İleri teknoloji, demokrasi ve Çin’e komşu bir cumhuriyet: Tayvan sorunu küresel bir problem ve Batı’daki insanlar bu konunun önemini hala kavramış değiller. Çin’in Tayvan’a yönelik bir saldırıya girişmesi durumunda, bunun dünya çapındaki yankılarını ve sonuçlarını öngörmek mümkün değil.
Rusya ile Ukrayna arasındaki savaş halen devam ediyor. Oradaki durum da oldukça kritik ve global dünyada birçok ülke ve insan bu savaştan etkileniyor. Bir sonraki savaş, Tayvan Boğazı’nda gerçekleşebilir. Çin kendi askerini gün geçtikçe silahlandırıyor ve ideolojik bir savaşa hazırlamak için ordusunu hizaya getiriyor. Yüksek teknoloji adası olan Tayvan Cumhuriyeti’ne yönelik bir Çin saldırısı, dünya çapında öngörülemeyen sonuçlara yol açabilir.
Öte yandan, ABD ve bazı Asya-Pasifik Devletleri Tayvan ile yakınlaşıyor. Bu müttefikler gözdağı vererek Komünist Çin’in doğusundaki komşusuna saldırmasını engellemek istiyorlar. Uzmanlara göre Xi Jinping, en azından şu an için Tayvan Boğazı’nda bir savaş başlatmayı düşünmüyor. Üç önemli koşul gerçekleşmeden, Pekin’in savaş başlatması olanaksız görünüyor. Bununla birlikte, Avrupa Çin’e karşı giderek daha fazla şüphe duymaya başlıyor.

*Veri Bölümü*
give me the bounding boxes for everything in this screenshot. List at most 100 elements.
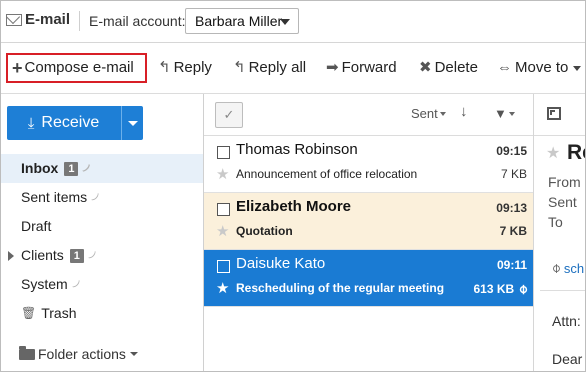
- mail-sender: Elizabeth Moore: [236, 198, 352, 215]
- move-to-label: Move to: [515, 59, 569, 76]
- forward-icon: ➡: [326, 59, 339, 76]
- folder-sent-items[interactable]: Sent items ): [1, 183, 203, 212]
- mail-time: 09:11: [496, 258, 527, 272]
- expand-preview-icon[interactable]: [547, 107, 561, 120]
- mail-size-text: 7 KB: [499, 224, 527, 238]
- app-title: E-mail: [6, 11, 70, 28]
- trash-icon: 🗑: [21, 306, 37, 320]
- star-icon[interactable]: ★: [216, 222, 229, 240]
- chevron-down-icon: [573, 65, 582, 71]
- move-to-button[interactable]: ⇔ Move to: [497, 54, 582, 82]
- folder-label: Draft: [21, 218, 52, 234]
- folder-label: Trash: [41, 305, 77, 321]
- row-checkbox[interactable]: [217, 146, 230, 159]
- folder-list: Inbox 1 ) Sent items ) Draft Clients 1 )…: [1, 154, 203, 328]
- account-select-value: Barbara Miller: [195, 13, 283, 29]
- preview-body-dear: Dear: [552, 351, 583, 367]
- mail-size: 613 KB ⌀: [473, 281, 530, 297]
- mail-subject: Rescheduling of the regular meeting: [236, 281, 445, 295]
- preview-from-label: From: [548, 174, 581, 190]
- row-checkbox[interactable]: [217, 203, 230, 216]
- envelope-icon: [6, 13, 22, 26]
- reply-button[interactable]: ↰ Reply: [158, 54, 212, 82]
- chevron-down-icon: [280, 19, 290, 25]
- mail-sender: Thomas Robinson: [236, 141, 358, 158]
- subscription-icon: ): [82, 163, 93, 174]
- reply-all-button[interactable]: ↰ Reply all: [233, 54, 306, 82]
- preview-pane: ★ Re From Sent To ⌀ sch Attn: Dear: [533, 94, 585, 371]
- mail-list: ✓ Sent ↓ ▼ ★ Thomas Robinson 09:15 Annou…: [204, 94, 533, 371]
- folder-sidebar: ⤓ Receive Inbox 1 ) Sent items ) Draft C…: [1, 94, 204, 371]
- filter-dropdown[interactable]: ▼: [494, 106, 515, 121]
- mail-subject: Announcement of office relocation: [236, 167, 418, 181]
- mail-row-unread[interactable]: ★ Elizabeth Moore 09:13 Quotation 7 KB: [204, 193, 533, 250]
- unread-badge: 1: [69, 248, 84, 263]
- app-header: E-mail E-mail account: Barbara Miller: [1, 1, 585, 43]
- mail-row-selected[interactable]: ★ Daisuke Kato 09:11 Rescheduling of the…: [204, 250, 533, 307]
- paperclip-icon: ⌀: [514, 280, 531, 297]
- forward-button[interactable]: ➡ Forward: [326, 54, 397, 82]
- compose-email-button[interactable]: + Compose e-mail: [6, 53, 147, 83]
- reply-all-label: Reply all: [248, 59, 307, 76]
- mail-list-empty-area: [204, 307, 533, 371]
- folder-actions-label: Folder actions: [38, 346, 126, 362]
- delete-label: Delete: [434, 59, 478, 76]
- sort-field-dropdown[interactable]: Sent: [411, 106, 446, 121]
- mail-time: 09:13: [496, 201, 527, 215]
- folder-inbox[interactable]: Inbox 1 ): [1, 154, 203, 183]
- chevron-down-icon: [129, 352, 138, 356]
- plus-icon: +: [12, 58, 23, 78]
- preview-body-attn: Attn:: [552, 313, 581, 329]
- chevron-down-icon: [508, 111, 515, 116]
- receive-button[interactable]: ⤓ Receive: [7, 106, 120, 140]
- mail-size-text: 7 KB: [500, 167, 527, 181]
- row-checkbox[interactable]: [217, 260, 230, 273]
- reply-label: Reply: [173, 59, 212, 76]
- sort-descending-icon[interactable]: ↓: [460, 103, 468, 120]
- preview-subject: Re: [567, 141, 585, 164]
- folder-label: Inbox: [21, 160, 59, 176]
- receive-button-group: ⤓ Receive: [7, 106, 143, 140]
- delete-icon: ✖: [419, 59, 432, 76]
- unread-badge: 1: [64, 161, 79, 176]
- star-icon[interactable]: ★: [216, 279, 229, 297]
- preview-to-label: To: [548, 214, 563, 230]
- receive-label: Receive: [41, 114, 100, 131]
- folder-clients[interactable]: Clients 1 ): [1, 241, 203, 270]
- app-title-text: E-mail: [25, 11, 71, 28]
- folder-draft[interactable]: Draft: [1, 212, 203, 241]
- subscription-icon: ): [87, 250, 98, 261]
- preview-attachment-link[interactable]: ⌀ sch: [547, 260, 585, 276]
- account-label: E-mail account:: [89, 13, 186, 29]
- paperclip-icon: ⌀: [547, 259, 564, 276]
- sort-field-label: Sent: [411, 106, 438, 121]
- star-icon[interactable]: ★: [546, 143, 560, 163]
- reply-all-icon: ↰: [233, 59, 246, 76]
- delete-button[interactable]: ✖ Delete: [419, 54, 478, 82]
- filter-icon: ▼: [494, 106, 507, 121]
- receive-options-button[interactable]: [122, 106, 143, 140]
- chevron-down-icon: [439, 111, 446, 116]
- folder-system[interactable]: System ): [1, 270, 203, 299]
- mail-subject: Quotation: [236, 224, 293, 238]
- mail-list-header: ✓ Sent ↓ ▼: [204, 94, 533, 136]
- select-all-checkbox[interactable]: ✓: [215, 102, 243, 128]
- folder-actions-menu[interactable]: Folder actions: [19, 345, 138, 362]
- account-select[interactable]: Barbara Miller: [185, 8, 299, 34]
- mail-time: 09:15: [496, 144, 527, 158]
- mail-size-text: 613 KB: [473, 282, 515, 296]
- folder-label: Clients: [21, 247, 64, 263]
- folder-trash[interactable]: 🗑 Trash: [1, 299, 203, 328]
- forward-label: Forward: [341, 59, 397, 76]
- header-divider: [79, 11, 80, 31]
- attachment-name: sch: [563, 260, 585, 276]
- star-icon[interactable]: ★: [216, 165, 229, 183]
- preview-sent-label: Sent: [548, 194, 577, 210]
- expand-arrow-icon[interactable]: [8, 251, 14, 261]
- mail-app-window: E-mail E-mail account: Barbara Miller + …: [0, 0, 586, 372]
- move-icon: ⇔: [497, 59, 512, 76]
- mail-row[interactable]: ★ Thomas Robinson 09:15 Announcement of …: [204, 136, 533, 193]
- mail-toolbar: + Compose e-mail ↰ Reply ↰ Reply all ➡ F…: [1, 43, 585, 94]
- preview-divider: [540, 290, 585, 291]
- preview-toolbar: [534, 94, 585, 136]
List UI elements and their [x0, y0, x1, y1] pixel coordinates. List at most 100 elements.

*Alıştırma Yönergeleri*
**A)** Kayıtlardan önce verilen Tayvan metnine göre aşağıdaki soruları yanıtlayın:
(i) Metne göre Batı'daki insanlar neyi hâlâ kavramış değil?
(ii) Metinde hâlâ sürdüğü belirtilen savaş hangi iki ülke arasında?
(iii) Uzmanlara göre Xi Jinping, en azından şu an için neyi düşünmüyor?
**B)** Tayvan sorununu ele alan metni son cümlesinden itibaren sürdürün.

*Görevlere Göre Yanıtlar*
**A)**
(i) Tayvan sorununun önemini.
(ii) Rusya ile Ukrayna arasında.
(iii) Tayvan Boğazı'nda bir savaş başlatmayı.

**B)**
“Tayvan’a saldırmaktan sakının”
Artık Batı dünyasında Çin rüyası bitti ve gerçeklerle yüzleşme zamanı geldi. Avrupa Parlamentosu Üyesi Michael Gahler (CDU partisinden), Çin lideri Xi Jinping’i “Tayvan’a saldırmayı bile düşünmeyin. Sonuçları ağır olabilir” diye uyardı. Muhafazakar Avrupa Halk Partisi (EPP) grubunun dış politika sözcüsü, Epoch Times’la yaptığı bir röportajda, “Batı’nın sadece Putin konusunda ‘tutarlı ve birlik içinde’ olması yeterli değil. Çin’e karşı da aynı tutumu sergilemelidir. Özgür dünya da, Çin’e karşı bir mesaj vermeli ve net bir duruş sergilemelidir.” vurgusunda bulundu.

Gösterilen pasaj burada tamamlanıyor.